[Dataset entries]

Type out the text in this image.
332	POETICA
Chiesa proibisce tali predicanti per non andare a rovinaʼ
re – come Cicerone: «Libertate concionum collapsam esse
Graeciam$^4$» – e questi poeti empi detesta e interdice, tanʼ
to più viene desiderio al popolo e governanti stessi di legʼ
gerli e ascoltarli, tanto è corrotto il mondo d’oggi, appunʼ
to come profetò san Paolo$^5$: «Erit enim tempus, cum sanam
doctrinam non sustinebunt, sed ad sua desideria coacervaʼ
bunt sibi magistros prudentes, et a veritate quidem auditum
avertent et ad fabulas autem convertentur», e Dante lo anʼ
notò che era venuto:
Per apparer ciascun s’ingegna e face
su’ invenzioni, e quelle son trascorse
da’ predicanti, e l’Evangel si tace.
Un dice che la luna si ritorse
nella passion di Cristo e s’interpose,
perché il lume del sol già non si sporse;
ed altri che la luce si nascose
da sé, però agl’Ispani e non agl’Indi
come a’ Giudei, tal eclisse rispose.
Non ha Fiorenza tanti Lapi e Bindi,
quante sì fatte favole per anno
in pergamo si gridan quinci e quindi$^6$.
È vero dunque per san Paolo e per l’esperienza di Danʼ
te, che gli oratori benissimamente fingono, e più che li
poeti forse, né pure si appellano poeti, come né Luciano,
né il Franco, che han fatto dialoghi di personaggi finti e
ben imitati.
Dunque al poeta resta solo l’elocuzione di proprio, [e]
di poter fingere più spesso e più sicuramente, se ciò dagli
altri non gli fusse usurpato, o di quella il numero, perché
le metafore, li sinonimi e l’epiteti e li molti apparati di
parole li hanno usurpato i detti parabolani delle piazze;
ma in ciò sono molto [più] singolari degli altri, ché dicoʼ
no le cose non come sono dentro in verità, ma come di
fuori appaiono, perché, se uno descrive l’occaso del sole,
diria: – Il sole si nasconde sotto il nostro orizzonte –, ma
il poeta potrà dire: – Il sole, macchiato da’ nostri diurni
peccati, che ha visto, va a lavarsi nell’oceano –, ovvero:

| Task description |
Reproduce the records word for word.

| Solution below |
Type out the text in this image.
332	POETICA
Chiesa proibisce tali predicanti per non andare a rovinaʼ
re – come Cicerone: «Libertate concionum collapsam esse
Graeciam$^4$» – e questi poeti empi detesta e interdice, tanʼ
to più viene desiderio al popolo e governanti stessi di legʼ
gerli e ascoltarli, tanto è corrotto il mondo d’oggi, appunʼ
to come profetò san Paolo$^5$: «Erit enim tempus, cum sanam
doctrinam non sustinebunt, sed ad sua desideria coacervaʼ
bunt sibi magistros prudentes, et a veritate quidem auditum
avertent et ad fabulas autem convertentur», e Dante lo anʼ
notò che era venuto:
Per apparer ciascun s’ingegna e face
su’ invenzioni, e quelle son trascorse
da’ predicanti, e l’Evangel si tace.
Un dice che la luna si ritorse
nella passion di Cristo e s’interpose,
perché il lume del sol già non si sporse;
ed altri che la luce si nascose
da sé, però agl’Ispani e non agl’Indi
come a’ Giudei, tal eclisse rispose.
Non ha Fiorenza tanti Lapi e Bindi,
quante sì fatte favole per anno
in pergamo si gridan quinci e quindi$^6$.
È vero dunque per san Paolo e per l’esperienza di Danʼ
te, che gli oratori benissimamente fingono, e più che li
poeti forse, né pure si appellano poeti, come né Luciano,
né il Franco, che han fatto dialoghi di personaggi finti e
ben imitati.
Dunque al poeta resta solo l’elocuzione di proprio, [e]
di poter fingere più spesso e più sicuramente, se ciò dagli
altri non gli fusse usurpato, o di quella il numero, perché
le metafore, li sinonimi e l’epiteti e li molti apparati di
parole li hanno usurpato i detti parabolani delle piazze;
ma in ciò sono molto [più] singolari degli altri, ché dicoʼ
no le cose non come sono dentro in verità, ma come di
fuori appaiono, perché, se uno descrive l’occaso del sole,
diria: – Il sole si nasconde sotto il nostro orizzonte –, ma
il poeta potrà dire: – Il sole, macchiato da’ nostri diurni
peccati, che ha visto, va a lavarsi nell’oceano –, ovvero:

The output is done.